* Your instructions
Below is a listing; reproduce each line of it exactly.

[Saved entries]
*-*-*

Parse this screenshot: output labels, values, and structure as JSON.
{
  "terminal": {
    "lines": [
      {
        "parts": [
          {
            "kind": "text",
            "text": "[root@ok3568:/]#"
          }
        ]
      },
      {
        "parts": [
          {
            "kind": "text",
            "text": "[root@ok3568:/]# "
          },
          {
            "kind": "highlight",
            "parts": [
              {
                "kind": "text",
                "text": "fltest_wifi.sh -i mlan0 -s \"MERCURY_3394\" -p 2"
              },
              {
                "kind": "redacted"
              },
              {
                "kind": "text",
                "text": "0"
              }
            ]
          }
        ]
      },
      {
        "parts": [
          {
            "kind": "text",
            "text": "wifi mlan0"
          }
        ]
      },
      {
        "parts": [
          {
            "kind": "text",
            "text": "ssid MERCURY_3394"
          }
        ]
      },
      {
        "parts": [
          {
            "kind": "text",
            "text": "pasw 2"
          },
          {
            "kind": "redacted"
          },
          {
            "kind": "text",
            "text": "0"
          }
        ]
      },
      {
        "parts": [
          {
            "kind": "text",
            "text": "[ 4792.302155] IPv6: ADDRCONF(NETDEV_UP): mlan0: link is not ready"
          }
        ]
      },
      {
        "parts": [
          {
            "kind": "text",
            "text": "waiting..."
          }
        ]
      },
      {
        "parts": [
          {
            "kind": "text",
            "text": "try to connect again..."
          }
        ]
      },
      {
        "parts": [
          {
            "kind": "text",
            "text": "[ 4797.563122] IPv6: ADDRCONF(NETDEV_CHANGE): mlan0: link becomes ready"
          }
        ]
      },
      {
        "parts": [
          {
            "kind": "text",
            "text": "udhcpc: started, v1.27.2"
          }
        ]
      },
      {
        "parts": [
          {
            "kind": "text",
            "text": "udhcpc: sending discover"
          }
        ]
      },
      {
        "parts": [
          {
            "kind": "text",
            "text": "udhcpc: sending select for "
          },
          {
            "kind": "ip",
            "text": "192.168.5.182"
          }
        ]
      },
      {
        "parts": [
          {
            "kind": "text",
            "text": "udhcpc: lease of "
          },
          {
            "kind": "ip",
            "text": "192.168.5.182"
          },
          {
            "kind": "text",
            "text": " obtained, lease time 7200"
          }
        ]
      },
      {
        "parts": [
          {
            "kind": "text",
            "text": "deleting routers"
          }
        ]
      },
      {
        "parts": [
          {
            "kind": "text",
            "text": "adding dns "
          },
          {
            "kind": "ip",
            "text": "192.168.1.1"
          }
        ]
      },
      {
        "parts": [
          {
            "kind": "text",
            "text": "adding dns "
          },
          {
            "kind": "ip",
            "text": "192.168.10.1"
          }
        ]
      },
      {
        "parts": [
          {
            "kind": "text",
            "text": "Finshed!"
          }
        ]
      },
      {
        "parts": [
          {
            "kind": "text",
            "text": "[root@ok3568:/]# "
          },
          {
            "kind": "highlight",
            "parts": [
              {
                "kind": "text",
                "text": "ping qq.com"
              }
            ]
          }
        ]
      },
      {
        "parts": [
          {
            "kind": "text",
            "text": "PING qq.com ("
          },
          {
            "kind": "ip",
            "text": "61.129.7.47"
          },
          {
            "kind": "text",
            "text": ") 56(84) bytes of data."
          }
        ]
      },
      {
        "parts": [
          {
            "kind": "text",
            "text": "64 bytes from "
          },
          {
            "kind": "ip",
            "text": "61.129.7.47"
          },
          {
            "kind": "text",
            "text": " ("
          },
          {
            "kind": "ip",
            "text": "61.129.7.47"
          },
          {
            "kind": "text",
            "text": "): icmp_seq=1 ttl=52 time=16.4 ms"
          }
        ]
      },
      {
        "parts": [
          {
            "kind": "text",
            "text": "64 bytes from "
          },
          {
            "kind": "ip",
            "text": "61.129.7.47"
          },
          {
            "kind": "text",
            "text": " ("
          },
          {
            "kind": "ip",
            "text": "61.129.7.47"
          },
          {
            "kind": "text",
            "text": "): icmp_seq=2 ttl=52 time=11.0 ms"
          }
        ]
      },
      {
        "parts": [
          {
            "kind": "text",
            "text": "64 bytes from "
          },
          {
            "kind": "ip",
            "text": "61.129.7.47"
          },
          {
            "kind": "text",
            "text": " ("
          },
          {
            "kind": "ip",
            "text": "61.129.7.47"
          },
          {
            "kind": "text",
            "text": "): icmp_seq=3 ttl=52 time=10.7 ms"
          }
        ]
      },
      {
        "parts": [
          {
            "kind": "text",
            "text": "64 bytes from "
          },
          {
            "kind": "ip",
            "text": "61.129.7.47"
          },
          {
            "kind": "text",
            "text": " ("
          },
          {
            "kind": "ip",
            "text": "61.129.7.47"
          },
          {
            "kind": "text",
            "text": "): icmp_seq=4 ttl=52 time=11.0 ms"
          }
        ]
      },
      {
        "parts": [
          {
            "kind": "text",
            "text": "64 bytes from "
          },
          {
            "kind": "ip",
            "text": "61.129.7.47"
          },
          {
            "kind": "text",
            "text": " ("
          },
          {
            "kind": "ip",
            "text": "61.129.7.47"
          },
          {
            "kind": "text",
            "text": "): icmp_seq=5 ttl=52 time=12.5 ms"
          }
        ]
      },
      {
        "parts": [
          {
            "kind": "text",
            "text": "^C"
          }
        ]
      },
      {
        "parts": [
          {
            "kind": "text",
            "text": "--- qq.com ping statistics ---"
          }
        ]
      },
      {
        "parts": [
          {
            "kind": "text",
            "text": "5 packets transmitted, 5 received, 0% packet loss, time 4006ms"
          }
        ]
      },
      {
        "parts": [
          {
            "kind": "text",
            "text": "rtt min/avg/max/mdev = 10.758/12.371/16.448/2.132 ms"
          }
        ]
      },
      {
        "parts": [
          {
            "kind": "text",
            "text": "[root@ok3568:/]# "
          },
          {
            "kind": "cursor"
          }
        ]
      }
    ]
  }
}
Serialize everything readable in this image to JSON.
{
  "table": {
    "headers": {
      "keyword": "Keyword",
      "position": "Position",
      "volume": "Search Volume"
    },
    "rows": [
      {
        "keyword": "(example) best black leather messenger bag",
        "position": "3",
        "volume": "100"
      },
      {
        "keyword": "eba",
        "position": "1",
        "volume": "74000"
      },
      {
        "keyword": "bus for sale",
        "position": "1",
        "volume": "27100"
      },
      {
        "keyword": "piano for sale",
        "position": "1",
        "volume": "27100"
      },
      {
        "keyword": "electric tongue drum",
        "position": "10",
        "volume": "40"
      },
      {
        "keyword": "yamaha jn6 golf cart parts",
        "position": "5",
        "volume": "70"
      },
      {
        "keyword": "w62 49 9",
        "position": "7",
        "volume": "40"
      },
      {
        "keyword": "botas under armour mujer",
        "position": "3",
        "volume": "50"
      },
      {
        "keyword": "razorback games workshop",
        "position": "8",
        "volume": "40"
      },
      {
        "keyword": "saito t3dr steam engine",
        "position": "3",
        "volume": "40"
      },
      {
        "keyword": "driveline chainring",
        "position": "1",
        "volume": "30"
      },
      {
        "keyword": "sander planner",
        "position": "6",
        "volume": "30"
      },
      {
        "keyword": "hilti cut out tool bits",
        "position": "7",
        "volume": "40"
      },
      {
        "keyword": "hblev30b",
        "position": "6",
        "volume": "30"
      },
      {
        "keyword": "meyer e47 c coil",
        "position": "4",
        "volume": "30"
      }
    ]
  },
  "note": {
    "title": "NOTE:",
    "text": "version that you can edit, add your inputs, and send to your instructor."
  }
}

*-*-*

* Task result
Parse this screenshot: output labels, values, and structure as JSON.
{
  "terminal": {
    "lines": [
      {
        "parts": [
          {
            "kind": "text",
            "text": "[root@ok3568:/]#"
          }
        ]
      },
      {
        "parts": [
          {
            "kind": "text",
            "text": "[root@ok3568:/]# "
          },
          {
            "kind": "highlight",
            "parts": [
              {
                "kind": "text",
                "text": "fltest_wifi.sh -i mlan0 -s \"MERCURY_3394\" -p 2"
              },
              {
                "kind": "redacted"
              },
              {
                "kind": "text",
                "text": "0"
              }
            ]
          }
        ]
      },
      {
        "parts": [
          {
            "kind": "text",
            "text": "wifi mlan0"
          }
        ]
      },
      {
        "parts": [
          {
            "kind": "text",
            "text": "ssid MERCURY_3394"
          }
        ]
      },
      {
        "parts": [
          {
            "kind": "text",
            "text": "pasw 2"
          },
          {
            "kind": "redacted"
          },
          {
            "kind": "text",
            "text": "0"
          }
        ]
      },
      {
        "parts": [
          {
            "kind": "text",
            "text": "[ 4792.302155] IPv6: ADDRCONF(NETDEV_UP): mlan0: link is not ready"
          }
        ]
      },
      {
        "parts": [
          {
            "kind": "text",
            "text": "waiting..."
          }
        ]
      },
      {
        "parts": [
          {
            "kind": "text",
            "text": "try to connect again..."
          }
        ]
      },
      {
        "parts": [
          {
            "kind": "text",
            "text": "[ 4797.563122] IPv6: ADDRCONF(NETDEV_CHANGE): mlan0: link becomes ready"
          }
        ]
      },
      {
        "parts": [
          {
            "kind": "text",
            "text": "udhcpc: started, v1.27.2"
          }
        ]
      },
      {
        "parts": [
          {
            "kind": "text",
            "text": "udhcpc: sending discover"
          }
        ]
      },
      {
        "parts": [
          {
            "kind": "text",
            "text": "udhcpc: sending select for "
          },
          {
            "kind": "ip",
            "text": "192.168.5.182"
          }
        ]
      },
      {
        "parts": [
          {
            "kind": "text",
            "text": "udhcpc: lease of "
          },
          {
            "kind": "ip",
            "text": "192.168.5.182"
          },
          {
            "kind": "text",
            "text": " obtained, lease time 7200"
          }
        ]
      },
      {
        "parts": [
          {
            "kind": "text",
            "text": "deleting routers"
          }
        ]
      },
      {
        "parts": [
          {
            "kind": "text",
            "text": "adding dns "
          },
          {
            "kind": "ip",
            "text": "192.168.1.1"
          }
        ]
      },
      {
        "parts": [
          {
            "kind": "text",
            "text": "adding dns "
          },
          {
            "kind": "ip",
            "text": "192.168.10.1"
          }
        ]
      },
      {
        "parts": [
          {
            "kind": "text",
            "text": "Finshed!"
          }
        ]
      },
      {
        "parts": [
          {
            "kind": "text",
            "text": "[root@ok3568:/]# "
          },
          {
            "kind": "highlight",
            "parts": [
              {
                "kind": "text",
                "text": "ping qq.com"
              }
            ]
          }
        ]
      },
      {
        "parts": [
          {
            "kind": "text",
            "text": "PING qq.com ("
          },
          {
            "kind": "ip",
            "text": "61.129.7.47"
          },
          {
            "kind": "text",
            "text": ") 56(84) bytes of data."
          }
        ]
      },
      {
        "parts": [
          {
            "kind": "text",
            "text": "64 bytes from "
          },
          {
            "kind": "ip",
            "text": "61.129.7.47"
          },
          {
            "kind": "text",
            "text": " ("
          },
          {
            "kind": "ip",
            "text": "61.129.7.47"
          },
          {
            "kind": "text",
            "text": "): icmp_seq=1 ttl=52 time=16.4 ms"
          }
        ]
      },
      {
        "parts": [
          {
            "kind": "text",
            "text": "64 bytes from "
          },
          {
            "kind": "ip",
            "text": "61.129.7.47"
          },
          {
            "kind": "text",
            "text": " ("
          },
          {
            "kind": "ip",
            "text": "61.129.7.47"
          },
          {
            "kind": "text",
            "text": "): icmp_seq=2 ttl=52 time=11.0 ms"
          }
        ]
      },
      {
        "parts": [
          {
            "kind": "text",
            "text": "64 bytes from "
          },
          {
            "kind": "ip",
            "text": "61.129.7.47"
          },
          {
            "kind": "text",
            "text": " ("
          },
          {
            "kind": "ip",
            "text": "61.129.7.47"
          },
          {
            "kind": "text",
            "text": "): icmp_seq=3 ttl=52 time=10.7 ms"
          }
        ]
      },
      {
        "parts": [
          {
            "kind": "text",
            "text": "64 bytes from "
          },
          {
            "kind": "ip",
            "text": "61.129.7.47"
          },
          {
            "kind": "text",
            "text": " ("
          },
          {
            "kind": "ip",
            "text": "61.129.7.47"
          },
          {
            "kind": "text",
            "text": "): icmp_seq=4 ttl=52 time=11.0 ms"
          }
        ]
      },
      {
        "parts": [
          {
            "kind": "text",
            "text": "64 bytes from "
          },
          {
            "kind": "ip",
            "text": "61.129.7.47"
          },
          {
            "kind": "text",
            "text": " ("
          },
          {
            "kind": "ip",
            "text": "61.129.7.47"
          },
          {
            "kind": "text",
            "text": "): icmp_seq=5 ttl=52 time=12.5 ms"
          }
        ]
      },
      {
        "parts": [
          {
            "kind": "text",
            "text": "^C"
          }
        ]
      },
      {
        "parts": [
          {
            "kind": "text",
            "text": "--- qq.com ping statistics ---"
          }
        ]
      },
      {
        "parts": [
          {
            "kind": "text",
            "text": "5 packets transmitted, 5 received, 0% packet loss, time 4006ms"
          }
        ]
      },
      {
        "parts": [
          {
            "kind": "text",
            "text": "rtt min/avg/max/mdev = 10.758/12.371/16.448/2.132 ms"
          }
        ]
      },
      {
        "parts": [
          {
            "kind": "text",
            "text": "[root@ok3568:/]# "
          },
          {
            "kind": "cursor"
          }
        ]
      }
    ]
  }
}
Serialize everything readable in this image to JSON.
{
  "table": {
    "headers": {
      "keyword": "Keyword",
      "position": "Position",
      "volume": "Search Volume"
    },
    "rows": [
      {
        "keyword": "(example) best black leather messenger bag",
        "position": "3",
        "volume": "100"
      },
      {
        "keyword": "eba",
        "position": "1",
        "volume": "74000"
      },
      {
        "keyword": "bus for sale",
        "position": "1",
        "volume": "27100"
      },
      {
        "keyword": "piano for sale",
        "position": "1",
        "volume": "27100"
      },
      {
        "keyword": "electric tongue drum",
        "position": "10",
        "volume": "40"
      },
      {
        "keyword": "yamaha jn6 golf cart parts",
        "position": "5",
        "volume": "70"
      },
      {
        "keyword": "w62 49 9",
        "position": "7",
        "volume": "40"
      },
      {
        "keyword": "botas under armour mujer",
        "position": "3",
        "volume": "50"
      },
      {
        "keyword": "razorback games workshop",
        "position": "8",
        "volume": "40"
      },
      {
        "keyword": "saito t3dr steam engine",
        "position": "3",
        "volume": "40"
      },
      {
        "keyword": "driveline chainring",
        "position": "1",
        "volume": "30"
      },
      {
        "keyword": "sander planner",
        "position": "6",
        "volume": "30"
      },
      {
        "keyword": "hilti cut out tool bits",
        "position": "7",
        "volume": "40"
      },
      {
        "keyword": "hblev30b",
        "position": "6",
        "volume": "30"
      },
      {
        "keyword": "meyer e47 c coil",
        "position": "4",
        "volume": "30"
      }
    ]
  },
  "note": {
    "title": "NOTE:",
    "text": "version that you can edit, add your inputs, and send to your instructor."
  }
}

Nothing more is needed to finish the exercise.